▶ _Aim of the task_
Can you transcribe every record below exactly as it appears?

#### Records for the task ####

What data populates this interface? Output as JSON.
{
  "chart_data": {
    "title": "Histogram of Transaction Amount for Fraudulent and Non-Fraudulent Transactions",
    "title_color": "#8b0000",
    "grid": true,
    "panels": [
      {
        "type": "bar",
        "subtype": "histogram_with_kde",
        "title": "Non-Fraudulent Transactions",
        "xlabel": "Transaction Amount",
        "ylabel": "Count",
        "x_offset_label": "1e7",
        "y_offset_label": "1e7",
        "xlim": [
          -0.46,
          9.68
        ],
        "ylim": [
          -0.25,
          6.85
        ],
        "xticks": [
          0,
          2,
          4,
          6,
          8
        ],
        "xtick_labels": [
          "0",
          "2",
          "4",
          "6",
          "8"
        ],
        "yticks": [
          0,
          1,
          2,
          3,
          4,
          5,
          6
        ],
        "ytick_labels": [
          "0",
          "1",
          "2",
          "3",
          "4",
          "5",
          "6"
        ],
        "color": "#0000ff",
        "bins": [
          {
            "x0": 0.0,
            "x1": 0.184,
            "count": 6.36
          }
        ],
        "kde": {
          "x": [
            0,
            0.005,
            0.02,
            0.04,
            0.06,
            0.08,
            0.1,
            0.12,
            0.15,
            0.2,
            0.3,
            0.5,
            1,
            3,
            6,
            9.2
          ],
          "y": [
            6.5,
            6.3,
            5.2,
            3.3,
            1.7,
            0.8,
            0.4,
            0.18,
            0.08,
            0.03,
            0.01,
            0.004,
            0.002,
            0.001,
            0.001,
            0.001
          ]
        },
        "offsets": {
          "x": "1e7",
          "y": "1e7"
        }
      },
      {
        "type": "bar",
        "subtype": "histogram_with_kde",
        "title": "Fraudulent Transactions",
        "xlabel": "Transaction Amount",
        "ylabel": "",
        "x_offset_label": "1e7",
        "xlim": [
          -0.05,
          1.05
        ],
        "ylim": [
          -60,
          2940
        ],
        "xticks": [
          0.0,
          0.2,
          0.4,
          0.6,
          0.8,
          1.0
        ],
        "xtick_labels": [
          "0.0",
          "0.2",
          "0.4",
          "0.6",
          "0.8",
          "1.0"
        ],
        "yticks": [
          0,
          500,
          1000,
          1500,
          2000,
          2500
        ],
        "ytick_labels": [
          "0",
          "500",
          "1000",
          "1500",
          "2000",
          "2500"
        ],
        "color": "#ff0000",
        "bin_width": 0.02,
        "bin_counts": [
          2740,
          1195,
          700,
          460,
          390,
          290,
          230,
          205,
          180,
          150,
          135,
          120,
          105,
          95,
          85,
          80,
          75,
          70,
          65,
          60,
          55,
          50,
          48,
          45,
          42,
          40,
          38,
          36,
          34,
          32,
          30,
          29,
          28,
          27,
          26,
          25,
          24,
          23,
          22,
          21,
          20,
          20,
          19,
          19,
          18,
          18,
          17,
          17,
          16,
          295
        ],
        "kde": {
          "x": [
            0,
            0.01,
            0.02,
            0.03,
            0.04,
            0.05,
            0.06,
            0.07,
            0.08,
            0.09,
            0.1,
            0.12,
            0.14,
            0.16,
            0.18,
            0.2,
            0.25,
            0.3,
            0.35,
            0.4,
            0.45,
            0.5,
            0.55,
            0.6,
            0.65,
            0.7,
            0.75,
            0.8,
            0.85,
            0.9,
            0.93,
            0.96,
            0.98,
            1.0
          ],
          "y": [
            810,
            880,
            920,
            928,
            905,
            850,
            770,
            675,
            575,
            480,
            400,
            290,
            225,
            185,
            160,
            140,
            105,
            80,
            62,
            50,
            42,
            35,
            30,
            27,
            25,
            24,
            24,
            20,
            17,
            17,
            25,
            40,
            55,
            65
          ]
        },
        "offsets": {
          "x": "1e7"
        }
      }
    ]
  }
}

####

▶ _Answer to this exercise_
What data populates this interface? Output as JSON.
{
  "chart_data": {
    "title": "Histogram of Transaction Amount for Fraudulent and Non-Fraudulent Transactions",
    "title_color": "#8b0000",
    "grid": true,
    "panels": [
      {
        "type": "bar",
        "subtype": "histogram_with_kde",
        "title": "Non-Fraudulent Transactions",
        "xlabel": "Transaction Amount",
        "ylabel": "Count",
        "x_offset_label": "1e7",
        "y_offset_label": "1e7",
        "xlim": [
          -0.46,
          9.68
        ],
        "ylim": [
          -0.25,
          6.85
        ],
        "xticks": [
          0,
          2,
          4,
          6,
          8
        ],
        "xtick_labels": [
          "0",
          "2",
          "4",
          "6",
          "8"
        ],
        "yticks": [
          0,
          1,
          2,
          3,
          4,
          5,
          6
        ],
        "ytick_labels": [
          "0",
          "1",
          "2",
          "3",
          "4",
          "5",
          "6"
        ],
        "color": "#0000ff",
        "bins": [
          {
            "x0": 0.0,
            "x1": 0.184,
            "count": 6.36
          }
        ],
        "kde": {
          "x": [
            0,
            0.005,
            0.02,
            0.04,
            0.06,
            0.08,
            0.1,
            0.12,
            0.15,
            0.2,
            0.3,
            0.5,
            1,
            3,
            6,
            9.2
          ],
          "y": [
            6.5,
            6.3,
            5.2,
            3.3,
            1.7,
            0.8,
            0.4,
            0.18,
            0.08,
            0.03,
            0.01,
            0.004,
            0.002,
            0.001,
            0.001,
            0.001
          ]
        },
        "offsets": {
          "x": "1e7",
          "y": "1e7"
        }
      },
      {
        "type": "bar",
        "subtype": "histogram_with_kde",
        "title": "Fraudulent Transactions",
        "xlabel": "Transaction Amount",
        "ylabel": "",
        "x_offset_label": "1e7",
        "xlim": [
          -0.05,
          1.05
        ],
        "ylim": [
          -60,
          2940
        ],
        "xticks": [
          0.0,
          0.2,
          0.4,
          0.6,
          0.8,
          1.0
        ],
        "xtick_labels": [
          "0.0",
          "0.2",
          "0.4",
          "0.6",
          "0.8",
          "1.0"
        ],
        "yticks": [
          0,
          500,
          1000,
          1500,
          2000,
          2500
        ],
        "ytick_labels": [
          "0",
          "500",
          "1000",
          "1500",
          "2000",
          "2500"
        ],
        "color": "#ff0000",
        "bin_width": 0.02,
        "bin_counts": [
          2740,
          1195,
          700,
          460,
          390,
          290,
          230,
          205,
          180,
          150,
          135,
          120,
          105,
          95,
          85,
          80,
          75,
          70,
          65,
          60,
          55,
          50,
          48,
          45,
          42,
          40,
          38,
          36,
          34,
          32,
          30,
          29,
          28,
          27,
          26,
          25,
          24,
          23,
          22,
          21,
          20,
          20,
          19,
          19,
          18,
          18,
          17,
          17,
          16,
          295
        ],
        "kde": {
          "x": [
            0,
            0.01,
            0.02,
            0.03,
            0.04,
            0.05,
            0.06,
            0.07,
            0.08,
            0.09,
            0.1,
            0.12,
            0.14,
            0.16,
            0.18,
            0.2,
            0.25,
            0.3,
            0.35,
            0.4,
            0.45,
            0.5,
            0.55,
            0.6,
            0.65,
            0.7,
            0.75,
            0.8,
            0.85,
            0.9,
            0.93,
            0.96,
            0.98,
            1.0
          ],
          "y": [
            810,
            880,
            920,
            928,
            905,
            850,
            770,
            675,
            575,
            480,
            400,
            290,
            225,
            185,
            160,
            140,
            105,
            80,
            62,
            50,
            42,
            35,
            30,
            27,
            25,
            24,
            24,
            20,
            17,
            17,
            25,
            40,
            55,
            65
          ]
        },
        "offsets": {
          "x": "1e7"
        }
      }
    ]
  }
}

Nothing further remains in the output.